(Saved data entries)

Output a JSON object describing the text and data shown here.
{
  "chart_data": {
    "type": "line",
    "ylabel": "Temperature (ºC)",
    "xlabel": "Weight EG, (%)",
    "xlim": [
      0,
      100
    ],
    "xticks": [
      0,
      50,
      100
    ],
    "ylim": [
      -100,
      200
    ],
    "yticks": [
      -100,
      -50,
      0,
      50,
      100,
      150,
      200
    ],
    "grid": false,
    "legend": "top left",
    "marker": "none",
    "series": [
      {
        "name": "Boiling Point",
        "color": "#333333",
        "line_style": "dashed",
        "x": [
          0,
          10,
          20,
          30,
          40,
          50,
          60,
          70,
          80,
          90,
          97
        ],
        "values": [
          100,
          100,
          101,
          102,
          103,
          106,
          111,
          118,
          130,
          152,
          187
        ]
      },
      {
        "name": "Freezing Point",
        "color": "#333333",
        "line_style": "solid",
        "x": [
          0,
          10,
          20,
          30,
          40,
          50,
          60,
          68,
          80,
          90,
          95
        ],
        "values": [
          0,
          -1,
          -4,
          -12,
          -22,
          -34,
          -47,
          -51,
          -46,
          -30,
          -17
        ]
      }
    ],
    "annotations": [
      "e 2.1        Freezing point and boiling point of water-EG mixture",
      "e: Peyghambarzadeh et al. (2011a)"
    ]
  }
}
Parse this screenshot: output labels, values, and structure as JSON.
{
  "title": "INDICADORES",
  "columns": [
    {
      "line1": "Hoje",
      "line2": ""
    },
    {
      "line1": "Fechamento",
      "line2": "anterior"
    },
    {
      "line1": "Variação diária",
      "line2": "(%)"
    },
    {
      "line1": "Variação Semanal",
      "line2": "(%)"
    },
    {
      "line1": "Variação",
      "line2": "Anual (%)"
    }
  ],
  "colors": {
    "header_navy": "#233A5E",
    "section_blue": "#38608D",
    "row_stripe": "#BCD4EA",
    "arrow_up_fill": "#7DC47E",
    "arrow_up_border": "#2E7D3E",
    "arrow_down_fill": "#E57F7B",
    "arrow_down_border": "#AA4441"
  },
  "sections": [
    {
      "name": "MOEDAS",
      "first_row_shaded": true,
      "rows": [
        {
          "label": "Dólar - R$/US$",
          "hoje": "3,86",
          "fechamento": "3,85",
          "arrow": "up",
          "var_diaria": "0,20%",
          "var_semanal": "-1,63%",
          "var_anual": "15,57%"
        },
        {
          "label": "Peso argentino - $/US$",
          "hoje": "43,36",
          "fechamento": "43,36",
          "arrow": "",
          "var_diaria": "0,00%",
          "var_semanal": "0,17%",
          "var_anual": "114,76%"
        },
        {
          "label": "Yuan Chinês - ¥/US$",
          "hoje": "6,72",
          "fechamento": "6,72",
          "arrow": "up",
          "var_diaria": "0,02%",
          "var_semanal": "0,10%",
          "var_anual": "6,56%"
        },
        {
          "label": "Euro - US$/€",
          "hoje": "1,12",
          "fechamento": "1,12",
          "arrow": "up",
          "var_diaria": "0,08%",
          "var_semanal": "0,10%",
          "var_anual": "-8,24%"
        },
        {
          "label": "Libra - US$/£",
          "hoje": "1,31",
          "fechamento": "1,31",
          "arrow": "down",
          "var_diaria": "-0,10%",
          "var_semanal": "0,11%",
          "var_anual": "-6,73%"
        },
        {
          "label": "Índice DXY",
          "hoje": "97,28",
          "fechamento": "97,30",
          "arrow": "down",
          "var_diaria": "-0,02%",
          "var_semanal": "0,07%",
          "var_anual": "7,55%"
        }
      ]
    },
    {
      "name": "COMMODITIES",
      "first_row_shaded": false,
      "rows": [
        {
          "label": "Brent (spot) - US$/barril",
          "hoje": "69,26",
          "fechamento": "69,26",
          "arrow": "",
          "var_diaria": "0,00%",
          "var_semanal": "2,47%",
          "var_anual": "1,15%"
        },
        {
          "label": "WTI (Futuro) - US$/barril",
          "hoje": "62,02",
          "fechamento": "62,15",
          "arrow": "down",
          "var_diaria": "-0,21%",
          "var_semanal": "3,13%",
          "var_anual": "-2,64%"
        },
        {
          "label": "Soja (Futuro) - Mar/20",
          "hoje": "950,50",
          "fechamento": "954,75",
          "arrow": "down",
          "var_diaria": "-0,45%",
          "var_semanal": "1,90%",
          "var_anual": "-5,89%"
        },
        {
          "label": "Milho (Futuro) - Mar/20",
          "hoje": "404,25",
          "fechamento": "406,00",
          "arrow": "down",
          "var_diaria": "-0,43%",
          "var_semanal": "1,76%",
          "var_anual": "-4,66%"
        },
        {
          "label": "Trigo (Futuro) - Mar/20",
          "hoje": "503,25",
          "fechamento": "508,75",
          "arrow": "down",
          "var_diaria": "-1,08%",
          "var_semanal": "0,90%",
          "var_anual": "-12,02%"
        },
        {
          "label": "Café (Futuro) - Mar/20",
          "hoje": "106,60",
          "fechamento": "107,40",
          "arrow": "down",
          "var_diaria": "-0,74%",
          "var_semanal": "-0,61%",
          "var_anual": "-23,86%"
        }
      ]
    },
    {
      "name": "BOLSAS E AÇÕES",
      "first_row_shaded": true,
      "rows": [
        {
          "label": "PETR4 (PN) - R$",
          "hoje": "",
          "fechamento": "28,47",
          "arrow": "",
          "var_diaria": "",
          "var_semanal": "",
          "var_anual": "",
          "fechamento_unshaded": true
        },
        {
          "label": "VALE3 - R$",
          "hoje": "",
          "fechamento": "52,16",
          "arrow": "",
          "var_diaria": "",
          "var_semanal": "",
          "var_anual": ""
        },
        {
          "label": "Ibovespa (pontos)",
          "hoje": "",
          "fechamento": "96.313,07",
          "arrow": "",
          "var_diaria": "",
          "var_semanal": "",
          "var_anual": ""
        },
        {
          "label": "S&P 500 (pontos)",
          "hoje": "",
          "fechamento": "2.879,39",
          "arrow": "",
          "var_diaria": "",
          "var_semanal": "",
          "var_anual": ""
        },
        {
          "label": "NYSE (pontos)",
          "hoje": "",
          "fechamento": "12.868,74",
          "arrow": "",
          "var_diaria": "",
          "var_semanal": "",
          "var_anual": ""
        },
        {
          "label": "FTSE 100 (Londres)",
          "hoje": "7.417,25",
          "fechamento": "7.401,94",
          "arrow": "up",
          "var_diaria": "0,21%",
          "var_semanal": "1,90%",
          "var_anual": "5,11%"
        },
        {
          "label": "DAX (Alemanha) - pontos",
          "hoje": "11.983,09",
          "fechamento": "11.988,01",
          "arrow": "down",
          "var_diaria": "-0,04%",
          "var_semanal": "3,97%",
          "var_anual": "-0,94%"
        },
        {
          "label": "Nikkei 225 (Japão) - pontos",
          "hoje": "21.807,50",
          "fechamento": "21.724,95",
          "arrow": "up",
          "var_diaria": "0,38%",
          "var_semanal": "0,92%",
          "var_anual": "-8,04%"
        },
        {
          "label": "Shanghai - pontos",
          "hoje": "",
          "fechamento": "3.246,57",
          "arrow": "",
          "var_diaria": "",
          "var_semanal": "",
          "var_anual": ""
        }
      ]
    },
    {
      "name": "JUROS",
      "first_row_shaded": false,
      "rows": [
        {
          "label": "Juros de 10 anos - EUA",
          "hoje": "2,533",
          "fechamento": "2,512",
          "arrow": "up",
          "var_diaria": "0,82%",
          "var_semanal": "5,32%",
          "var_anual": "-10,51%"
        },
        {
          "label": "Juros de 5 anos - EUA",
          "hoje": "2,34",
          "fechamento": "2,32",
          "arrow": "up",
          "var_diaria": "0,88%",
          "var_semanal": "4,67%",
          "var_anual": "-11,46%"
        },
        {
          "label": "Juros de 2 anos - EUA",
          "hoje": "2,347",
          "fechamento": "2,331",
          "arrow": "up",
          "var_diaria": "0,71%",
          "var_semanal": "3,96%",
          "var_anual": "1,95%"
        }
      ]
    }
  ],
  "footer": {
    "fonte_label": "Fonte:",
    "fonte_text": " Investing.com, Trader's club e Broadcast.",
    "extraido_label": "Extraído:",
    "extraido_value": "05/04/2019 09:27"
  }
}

■ WHAT THE TASK ASKS:
Lines from the records above that hold "Variação" are the ones to list.

■ RESULT FOR THIS TASK:
      "line1": "Variação diária",
      "line1": "Variação Semanal",
      "line1": "Variação",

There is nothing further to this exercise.